RAW RECORDS:
####

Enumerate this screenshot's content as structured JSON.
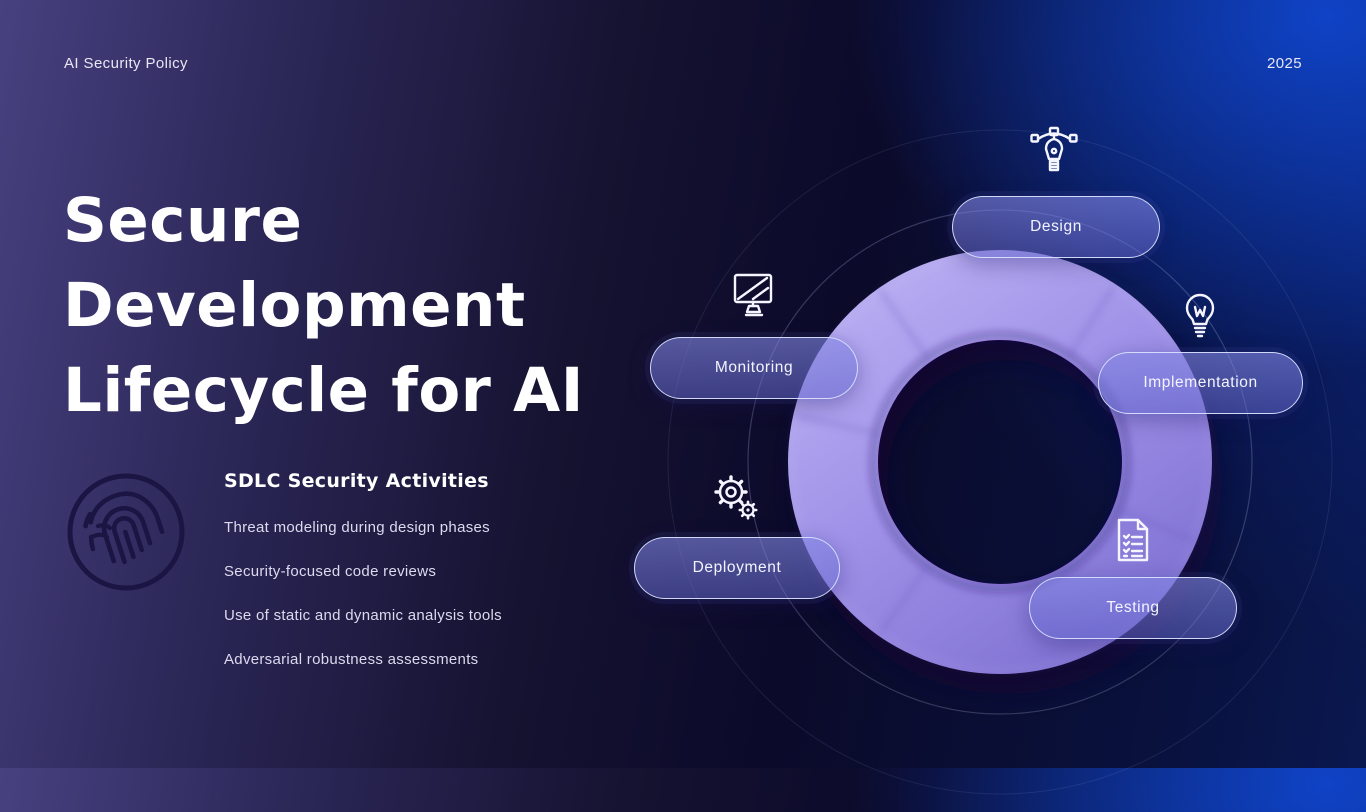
{
  "header": {
    "left_label": "AI Security Policy",
    "right_label": "2025"
  },
  "title": {
    "full": "Secure Development Lifecycle for AI",
    "lines": [
      "Secure",
      "Development",
      "Lifecycle for AI"
    ]
  },
  "activities": {
    "heading": "SDLC Security Activities",
    "items": [
      "Threat modeling during design phases",
      "Security-focused code reviews",
      "Use of static and dynamic analysis tools",
      "Adversarial robustness assessments"
    ]
  },
  "lifecycle": {
    "stages": [
      {
        "label": "Design",
        "icon": "pen-tool-icon",
        "position": "top"
      },
      {
        "label": "Implementation",
        "icon": "lightbulb-icon",
        "position": "right"
      },
      {
        "label": "Testing",
        "icon": "checklist-document-icon",
        "position": "bottom-right"
      },
      {
        "label": "Deployment",
        "icon": "gears-icon",
        "position": "bottom-left"
      },
      {
        "label": "Monitoring",
        "icon": "monitor-icon",
        "position": "left"
      }
    ]
  },
  "colors": {
    "background_purple": "#474180",
    "background_dark": "#0b0a2a",
    "background_blue": "#0c2f9f",
    "donut_light": "#b5a9f0",
    "donut_dark": "#8273d4",
    "pill_fill": "rgba(110,114,216,0.58)",
    "pill_border": "#d8e0ff",
    "fingerprint": "#1b1544",
    "text_primary": "#ffffff",
    "text_secondary": "#dcdaee"
  }
}
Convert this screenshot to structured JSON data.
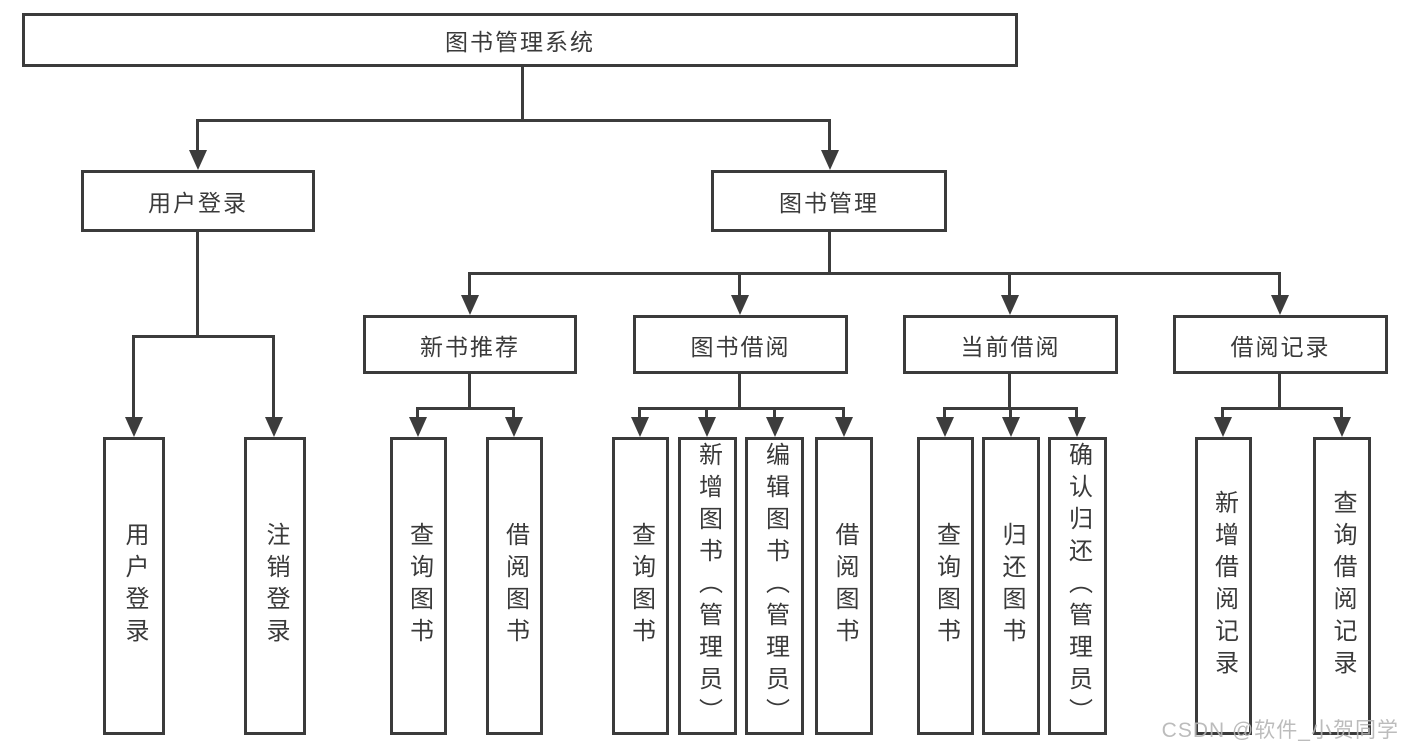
{
  "diagram": {
    "root": {
      "label": "图书管理系统"
    },
    "branches": [
      {
        "label": "用户登录",
        "children": [
          {
            "label": "用户登录"
          },
          {
            "label": "注销登录"
          }
        ]
      },
      {
        "label": "图书管理",
        "children": [
          {
            "label": "新书推荐",
            "children": [
              {
                "label": "查询图书"
              },
              {
                "label": "借阅图书"
              }
            ]
          },
          {
            "label": "图书借阅",
            "children": [
              {
                "label": "查询图书"
              },
              {
                "label": "新增图书（管理员）"
              },
              {
                "label": "编辑图书（管理员）"
              },
              {
                "label": "借阅图书"
              }
            ]
          },
          {
            "label": "当前借阅",
            "children": [
              {
                "label": "查询图书"
              },
              {
                "label": "归还图书"
              },
              {
                "label": "确认归还（管理员）"
              }
            ]
          },
          {
            "label": "借阅记录",
            "children": [
              {
                "label": "新增借阅记录"
              },
              {
                "label": "查询借阅记录"
              }
            ]
          }
        ]
      }
    ]
  },
  "watermark": {
    "text": "CSDN @软件_小贺同学"
  },
  "colors": {
    "line": "#3c3c3c",
    "border": "#3b3b3b",
    "text": "#3a3a3a",
    "background": "#ffffff",
    "watermark": "#b5b5b5"
  }
}
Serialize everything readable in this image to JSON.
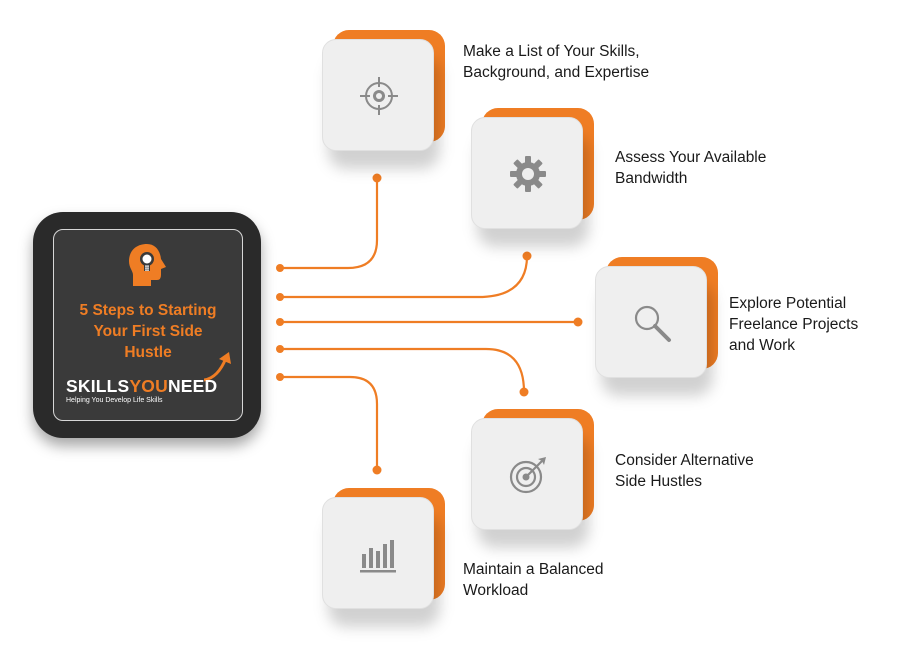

####

PROBLEM:
Pull every line containing "Security" out of the data above.

THE RESPONSE:
    "left_label": "AI Security Policy",
    "heading": "SDLC Security Activities",
      "Security-focused code reviews",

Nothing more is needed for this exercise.